[Task objective]: Tally the lines that contain the string "open" and state that total without comment.

Collected data entries
* * *
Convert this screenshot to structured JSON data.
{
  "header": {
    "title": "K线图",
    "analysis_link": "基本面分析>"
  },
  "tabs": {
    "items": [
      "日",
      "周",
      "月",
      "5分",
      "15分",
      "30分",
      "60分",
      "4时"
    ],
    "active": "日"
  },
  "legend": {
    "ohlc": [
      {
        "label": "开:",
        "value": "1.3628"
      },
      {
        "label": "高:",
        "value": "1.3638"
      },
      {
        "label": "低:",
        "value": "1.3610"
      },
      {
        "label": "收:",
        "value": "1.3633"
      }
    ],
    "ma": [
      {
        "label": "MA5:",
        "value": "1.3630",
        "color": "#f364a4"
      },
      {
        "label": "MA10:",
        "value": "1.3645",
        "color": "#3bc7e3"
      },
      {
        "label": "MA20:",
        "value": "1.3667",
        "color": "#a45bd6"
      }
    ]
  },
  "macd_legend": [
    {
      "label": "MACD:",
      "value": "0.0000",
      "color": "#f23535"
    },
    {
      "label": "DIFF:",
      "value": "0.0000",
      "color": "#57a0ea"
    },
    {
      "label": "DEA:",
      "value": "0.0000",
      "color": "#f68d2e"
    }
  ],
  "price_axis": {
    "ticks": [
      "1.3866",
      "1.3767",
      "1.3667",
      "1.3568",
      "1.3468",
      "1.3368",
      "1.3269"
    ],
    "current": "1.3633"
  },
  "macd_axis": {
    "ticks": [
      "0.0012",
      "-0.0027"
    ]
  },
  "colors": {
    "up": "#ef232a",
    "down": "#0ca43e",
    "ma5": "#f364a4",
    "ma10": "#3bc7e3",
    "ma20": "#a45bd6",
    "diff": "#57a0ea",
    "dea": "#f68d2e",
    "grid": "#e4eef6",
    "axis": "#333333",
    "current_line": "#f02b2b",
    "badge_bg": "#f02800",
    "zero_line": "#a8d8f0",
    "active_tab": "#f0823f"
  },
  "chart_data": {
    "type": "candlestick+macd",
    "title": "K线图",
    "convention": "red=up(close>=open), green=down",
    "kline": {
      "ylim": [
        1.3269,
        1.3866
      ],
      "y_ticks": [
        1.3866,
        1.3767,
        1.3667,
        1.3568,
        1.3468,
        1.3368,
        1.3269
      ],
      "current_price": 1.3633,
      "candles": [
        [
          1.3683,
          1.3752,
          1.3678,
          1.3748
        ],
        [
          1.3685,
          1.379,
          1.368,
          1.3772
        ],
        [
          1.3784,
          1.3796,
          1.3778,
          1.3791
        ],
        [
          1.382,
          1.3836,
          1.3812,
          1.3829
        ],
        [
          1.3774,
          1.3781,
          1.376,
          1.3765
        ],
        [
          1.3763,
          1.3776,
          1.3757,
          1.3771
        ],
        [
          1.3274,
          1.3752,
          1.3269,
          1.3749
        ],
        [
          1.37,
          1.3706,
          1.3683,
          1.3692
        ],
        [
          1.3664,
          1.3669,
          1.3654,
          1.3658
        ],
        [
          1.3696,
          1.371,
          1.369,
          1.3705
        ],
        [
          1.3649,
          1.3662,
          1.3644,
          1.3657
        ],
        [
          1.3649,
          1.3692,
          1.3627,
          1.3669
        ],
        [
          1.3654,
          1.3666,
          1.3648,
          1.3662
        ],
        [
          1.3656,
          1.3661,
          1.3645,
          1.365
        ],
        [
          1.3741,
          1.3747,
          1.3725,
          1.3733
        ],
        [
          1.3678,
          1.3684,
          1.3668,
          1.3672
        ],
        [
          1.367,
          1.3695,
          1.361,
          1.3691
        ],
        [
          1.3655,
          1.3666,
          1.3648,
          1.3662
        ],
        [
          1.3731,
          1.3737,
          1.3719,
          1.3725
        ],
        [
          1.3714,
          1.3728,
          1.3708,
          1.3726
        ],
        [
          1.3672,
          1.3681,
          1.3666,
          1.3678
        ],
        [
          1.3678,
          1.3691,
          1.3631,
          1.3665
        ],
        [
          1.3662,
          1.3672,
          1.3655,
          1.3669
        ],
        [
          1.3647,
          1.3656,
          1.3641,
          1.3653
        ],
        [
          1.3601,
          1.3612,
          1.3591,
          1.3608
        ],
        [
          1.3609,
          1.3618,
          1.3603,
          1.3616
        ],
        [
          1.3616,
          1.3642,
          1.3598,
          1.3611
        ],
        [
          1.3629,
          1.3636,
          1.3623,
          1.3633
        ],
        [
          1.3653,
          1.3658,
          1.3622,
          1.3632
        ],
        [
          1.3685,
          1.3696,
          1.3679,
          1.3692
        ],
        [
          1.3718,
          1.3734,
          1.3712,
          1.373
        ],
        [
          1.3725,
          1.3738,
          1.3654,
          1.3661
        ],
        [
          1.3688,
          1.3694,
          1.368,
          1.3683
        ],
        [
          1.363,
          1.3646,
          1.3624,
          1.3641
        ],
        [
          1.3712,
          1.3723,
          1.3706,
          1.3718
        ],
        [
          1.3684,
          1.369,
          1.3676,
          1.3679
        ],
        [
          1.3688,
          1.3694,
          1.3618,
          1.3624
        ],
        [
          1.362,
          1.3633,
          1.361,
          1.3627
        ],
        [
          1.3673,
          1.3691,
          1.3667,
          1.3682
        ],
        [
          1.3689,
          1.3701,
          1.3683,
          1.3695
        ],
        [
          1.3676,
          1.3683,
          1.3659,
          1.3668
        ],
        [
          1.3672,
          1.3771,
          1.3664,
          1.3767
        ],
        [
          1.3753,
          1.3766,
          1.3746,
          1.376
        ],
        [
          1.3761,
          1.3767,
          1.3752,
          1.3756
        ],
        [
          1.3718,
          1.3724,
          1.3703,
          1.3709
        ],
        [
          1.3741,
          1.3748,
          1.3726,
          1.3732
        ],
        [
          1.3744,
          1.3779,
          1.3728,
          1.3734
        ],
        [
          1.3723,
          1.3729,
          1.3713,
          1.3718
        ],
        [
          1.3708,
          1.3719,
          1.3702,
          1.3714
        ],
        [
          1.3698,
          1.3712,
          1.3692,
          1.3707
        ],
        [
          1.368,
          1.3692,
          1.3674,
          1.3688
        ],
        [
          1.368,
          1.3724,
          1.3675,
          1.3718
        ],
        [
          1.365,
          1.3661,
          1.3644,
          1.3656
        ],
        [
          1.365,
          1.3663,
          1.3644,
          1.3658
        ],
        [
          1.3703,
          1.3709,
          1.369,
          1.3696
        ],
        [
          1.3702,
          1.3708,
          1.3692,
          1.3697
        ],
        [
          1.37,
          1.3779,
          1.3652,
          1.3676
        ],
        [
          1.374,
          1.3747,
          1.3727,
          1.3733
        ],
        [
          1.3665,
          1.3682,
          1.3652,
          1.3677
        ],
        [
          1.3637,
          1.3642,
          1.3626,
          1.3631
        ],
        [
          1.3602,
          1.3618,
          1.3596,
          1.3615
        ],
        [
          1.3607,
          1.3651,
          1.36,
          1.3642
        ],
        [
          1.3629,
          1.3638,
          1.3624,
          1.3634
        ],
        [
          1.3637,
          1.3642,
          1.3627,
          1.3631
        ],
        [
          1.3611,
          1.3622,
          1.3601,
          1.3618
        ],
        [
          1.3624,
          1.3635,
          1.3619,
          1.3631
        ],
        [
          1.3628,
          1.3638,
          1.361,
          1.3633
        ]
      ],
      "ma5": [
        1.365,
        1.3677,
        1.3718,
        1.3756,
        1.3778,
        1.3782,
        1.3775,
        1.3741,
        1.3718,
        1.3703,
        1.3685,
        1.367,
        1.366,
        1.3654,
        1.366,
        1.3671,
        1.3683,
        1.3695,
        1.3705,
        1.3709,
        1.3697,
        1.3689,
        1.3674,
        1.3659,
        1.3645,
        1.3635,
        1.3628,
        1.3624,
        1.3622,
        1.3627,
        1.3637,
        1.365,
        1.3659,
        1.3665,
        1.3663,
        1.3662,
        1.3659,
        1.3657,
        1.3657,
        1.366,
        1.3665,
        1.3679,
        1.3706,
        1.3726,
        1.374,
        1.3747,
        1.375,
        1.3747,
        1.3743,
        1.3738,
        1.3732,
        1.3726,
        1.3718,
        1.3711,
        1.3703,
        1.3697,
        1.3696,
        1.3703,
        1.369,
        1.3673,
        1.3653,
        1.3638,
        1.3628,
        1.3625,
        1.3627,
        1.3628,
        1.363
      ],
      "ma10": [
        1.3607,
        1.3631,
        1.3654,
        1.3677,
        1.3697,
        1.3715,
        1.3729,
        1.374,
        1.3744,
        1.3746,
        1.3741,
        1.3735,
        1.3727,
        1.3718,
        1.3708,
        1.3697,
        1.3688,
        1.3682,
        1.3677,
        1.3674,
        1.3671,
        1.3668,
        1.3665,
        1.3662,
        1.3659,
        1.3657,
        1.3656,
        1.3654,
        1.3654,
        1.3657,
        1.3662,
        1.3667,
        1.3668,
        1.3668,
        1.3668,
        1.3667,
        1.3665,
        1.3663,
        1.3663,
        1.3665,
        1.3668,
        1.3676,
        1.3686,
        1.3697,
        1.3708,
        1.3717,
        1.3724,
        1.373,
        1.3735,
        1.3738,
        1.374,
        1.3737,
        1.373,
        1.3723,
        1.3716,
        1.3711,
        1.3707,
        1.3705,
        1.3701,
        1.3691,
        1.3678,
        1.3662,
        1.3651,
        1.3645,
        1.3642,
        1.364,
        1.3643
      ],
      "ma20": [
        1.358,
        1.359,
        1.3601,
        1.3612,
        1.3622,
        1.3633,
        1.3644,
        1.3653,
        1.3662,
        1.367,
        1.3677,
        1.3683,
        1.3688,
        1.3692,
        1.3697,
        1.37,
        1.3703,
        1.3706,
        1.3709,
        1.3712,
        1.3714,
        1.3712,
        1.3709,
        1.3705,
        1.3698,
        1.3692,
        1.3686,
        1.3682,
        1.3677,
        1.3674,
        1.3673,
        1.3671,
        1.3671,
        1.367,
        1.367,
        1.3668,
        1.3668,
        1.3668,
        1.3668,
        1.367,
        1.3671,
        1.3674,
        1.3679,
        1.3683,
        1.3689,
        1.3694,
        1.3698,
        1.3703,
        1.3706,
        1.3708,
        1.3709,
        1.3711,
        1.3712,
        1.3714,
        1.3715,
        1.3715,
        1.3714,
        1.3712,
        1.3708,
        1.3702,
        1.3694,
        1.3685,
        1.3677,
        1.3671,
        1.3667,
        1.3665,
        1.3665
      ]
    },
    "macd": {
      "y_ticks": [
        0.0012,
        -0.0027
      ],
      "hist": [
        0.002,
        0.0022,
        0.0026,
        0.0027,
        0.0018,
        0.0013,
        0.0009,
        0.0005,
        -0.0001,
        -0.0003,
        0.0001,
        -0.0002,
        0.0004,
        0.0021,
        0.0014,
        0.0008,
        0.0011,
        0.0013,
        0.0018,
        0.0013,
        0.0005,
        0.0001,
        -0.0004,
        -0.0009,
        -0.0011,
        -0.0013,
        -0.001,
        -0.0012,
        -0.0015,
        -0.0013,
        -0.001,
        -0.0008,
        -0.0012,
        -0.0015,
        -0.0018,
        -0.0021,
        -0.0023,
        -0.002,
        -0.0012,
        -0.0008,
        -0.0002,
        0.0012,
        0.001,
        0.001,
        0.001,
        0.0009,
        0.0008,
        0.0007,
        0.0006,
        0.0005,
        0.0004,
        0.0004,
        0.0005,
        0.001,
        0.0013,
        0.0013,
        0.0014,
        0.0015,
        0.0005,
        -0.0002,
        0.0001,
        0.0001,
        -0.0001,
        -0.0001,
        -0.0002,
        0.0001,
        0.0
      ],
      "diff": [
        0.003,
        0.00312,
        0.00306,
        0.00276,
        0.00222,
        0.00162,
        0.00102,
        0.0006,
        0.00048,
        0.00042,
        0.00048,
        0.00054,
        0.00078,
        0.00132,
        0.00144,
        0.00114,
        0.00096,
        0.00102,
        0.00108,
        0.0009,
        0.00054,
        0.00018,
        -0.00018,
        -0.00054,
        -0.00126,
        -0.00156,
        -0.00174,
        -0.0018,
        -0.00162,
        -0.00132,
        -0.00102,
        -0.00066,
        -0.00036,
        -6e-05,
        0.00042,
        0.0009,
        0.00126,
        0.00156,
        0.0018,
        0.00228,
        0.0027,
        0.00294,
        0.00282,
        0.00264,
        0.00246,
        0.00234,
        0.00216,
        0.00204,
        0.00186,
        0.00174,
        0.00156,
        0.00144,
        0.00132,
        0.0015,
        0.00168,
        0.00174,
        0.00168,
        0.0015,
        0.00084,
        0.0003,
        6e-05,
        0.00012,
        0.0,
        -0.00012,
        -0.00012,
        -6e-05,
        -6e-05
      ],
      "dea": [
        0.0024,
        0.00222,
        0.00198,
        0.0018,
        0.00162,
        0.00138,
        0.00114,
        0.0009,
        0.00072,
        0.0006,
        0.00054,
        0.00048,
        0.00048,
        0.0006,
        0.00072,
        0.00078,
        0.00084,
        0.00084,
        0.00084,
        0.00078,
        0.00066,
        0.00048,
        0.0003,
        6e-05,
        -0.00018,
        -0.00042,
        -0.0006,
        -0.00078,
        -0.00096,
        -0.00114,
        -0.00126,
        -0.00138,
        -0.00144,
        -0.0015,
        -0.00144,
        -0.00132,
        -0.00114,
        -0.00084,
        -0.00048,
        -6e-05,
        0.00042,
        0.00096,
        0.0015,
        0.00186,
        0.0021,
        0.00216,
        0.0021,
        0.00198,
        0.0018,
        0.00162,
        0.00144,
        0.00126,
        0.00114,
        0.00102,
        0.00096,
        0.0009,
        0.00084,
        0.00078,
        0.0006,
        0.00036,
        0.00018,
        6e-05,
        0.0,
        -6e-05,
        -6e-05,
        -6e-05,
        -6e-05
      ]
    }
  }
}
* * *
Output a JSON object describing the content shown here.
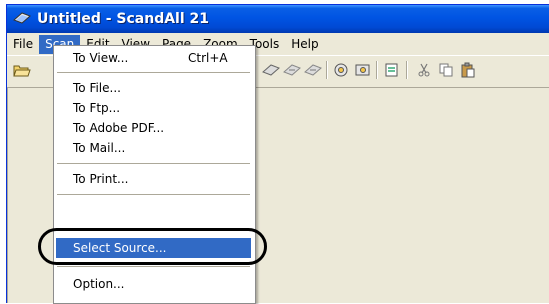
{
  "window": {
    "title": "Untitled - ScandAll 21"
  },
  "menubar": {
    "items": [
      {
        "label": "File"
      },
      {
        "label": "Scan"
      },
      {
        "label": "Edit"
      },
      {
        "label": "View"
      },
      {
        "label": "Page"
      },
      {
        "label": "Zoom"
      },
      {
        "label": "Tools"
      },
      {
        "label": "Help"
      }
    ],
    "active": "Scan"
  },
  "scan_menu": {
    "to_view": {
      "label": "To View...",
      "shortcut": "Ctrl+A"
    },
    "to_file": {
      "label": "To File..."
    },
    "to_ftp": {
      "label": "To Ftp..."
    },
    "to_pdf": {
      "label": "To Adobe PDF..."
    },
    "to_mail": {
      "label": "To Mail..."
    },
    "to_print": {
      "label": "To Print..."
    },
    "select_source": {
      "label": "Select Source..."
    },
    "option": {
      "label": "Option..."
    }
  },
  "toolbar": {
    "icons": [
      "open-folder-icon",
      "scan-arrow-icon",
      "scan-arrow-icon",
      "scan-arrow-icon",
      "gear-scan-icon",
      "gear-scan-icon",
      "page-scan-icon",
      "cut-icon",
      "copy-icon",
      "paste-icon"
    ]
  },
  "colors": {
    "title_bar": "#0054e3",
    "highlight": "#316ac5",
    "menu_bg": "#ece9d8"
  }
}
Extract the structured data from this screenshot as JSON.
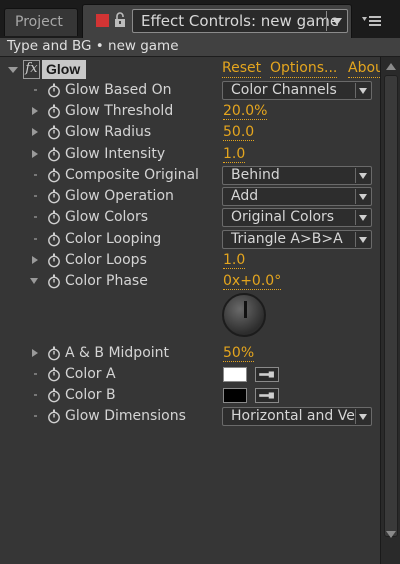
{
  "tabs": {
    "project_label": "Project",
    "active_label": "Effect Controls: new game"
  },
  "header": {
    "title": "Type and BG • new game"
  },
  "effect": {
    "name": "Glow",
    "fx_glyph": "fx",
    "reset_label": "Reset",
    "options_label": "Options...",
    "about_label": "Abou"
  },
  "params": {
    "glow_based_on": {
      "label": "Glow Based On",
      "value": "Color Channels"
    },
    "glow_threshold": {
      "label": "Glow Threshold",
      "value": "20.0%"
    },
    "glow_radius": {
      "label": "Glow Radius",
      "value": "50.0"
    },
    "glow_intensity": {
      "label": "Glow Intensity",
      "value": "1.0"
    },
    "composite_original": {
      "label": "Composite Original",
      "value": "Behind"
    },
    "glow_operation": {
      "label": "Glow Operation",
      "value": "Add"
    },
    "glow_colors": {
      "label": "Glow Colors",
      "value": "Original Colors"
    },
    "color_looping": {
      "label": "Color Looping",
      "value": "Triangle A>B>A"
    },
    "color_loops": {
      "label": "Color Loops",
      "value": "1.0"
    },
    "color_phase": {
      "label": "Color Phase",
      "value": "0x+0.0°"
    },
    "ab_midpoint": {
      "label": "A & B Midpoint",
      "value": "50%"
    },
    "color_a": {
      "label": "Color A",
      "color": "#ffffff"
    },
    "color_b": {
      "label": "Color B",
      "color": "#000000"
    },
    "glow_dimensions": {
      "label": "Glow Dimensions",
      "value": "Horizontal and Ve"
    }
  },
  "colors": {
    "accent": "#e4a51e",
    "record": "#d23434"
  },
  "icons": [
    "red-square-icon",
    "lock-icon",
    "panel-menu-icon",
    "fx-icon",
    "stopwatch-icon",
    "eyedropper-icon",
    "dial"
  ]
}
* * *
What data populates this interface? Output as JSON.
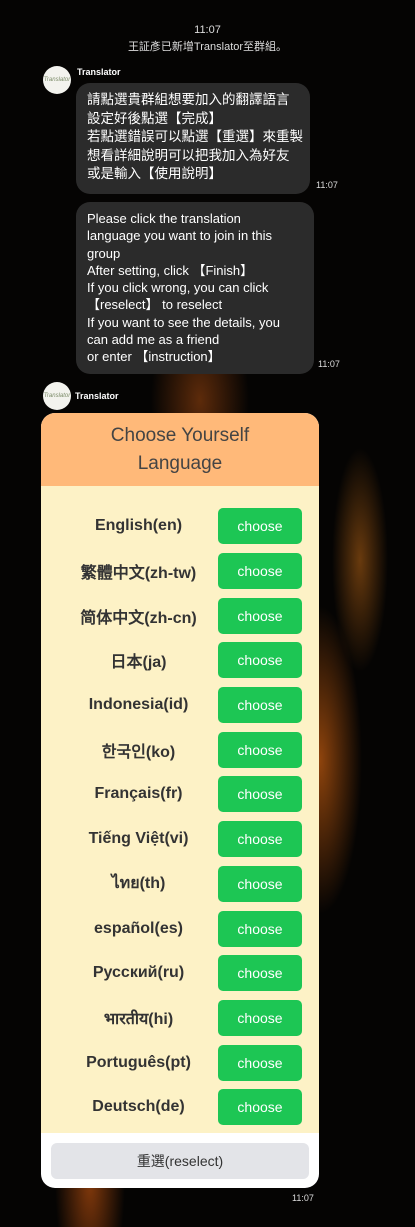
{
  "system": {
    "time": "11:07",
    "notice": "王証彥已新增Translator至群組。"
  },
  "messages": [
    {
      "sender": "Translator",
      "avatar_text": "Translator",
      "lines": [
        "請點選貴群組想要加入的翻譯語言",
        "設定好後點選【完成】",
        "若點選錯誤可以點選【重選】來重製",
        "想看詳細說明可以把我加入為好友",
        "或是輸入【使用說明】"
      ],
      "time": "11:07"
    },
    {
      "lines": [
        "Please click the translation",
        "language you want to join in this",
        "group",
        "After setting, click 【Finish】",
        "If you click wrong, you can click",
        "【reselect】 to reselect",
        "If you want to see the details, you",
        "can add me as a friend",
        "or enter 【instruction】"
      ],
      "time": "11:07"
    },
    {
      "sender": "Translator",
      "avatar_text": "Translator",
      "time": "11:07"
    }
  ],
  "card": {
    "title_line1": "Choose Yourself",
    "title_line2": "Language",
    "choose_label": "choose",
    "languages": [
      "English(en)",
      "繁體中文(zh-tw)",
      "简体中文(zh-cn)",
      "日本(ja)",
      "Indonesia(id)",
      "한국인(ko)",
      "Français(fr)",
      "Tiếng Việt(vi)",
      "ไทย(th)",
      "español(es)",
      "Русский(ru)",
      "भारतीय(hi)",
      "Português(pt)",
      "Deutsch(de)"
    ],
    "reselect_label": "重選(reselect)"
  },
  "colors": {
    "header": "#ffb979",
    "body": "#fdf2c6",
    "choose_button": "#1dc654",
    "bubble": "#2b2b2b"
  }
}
* * *
[Output below]: 2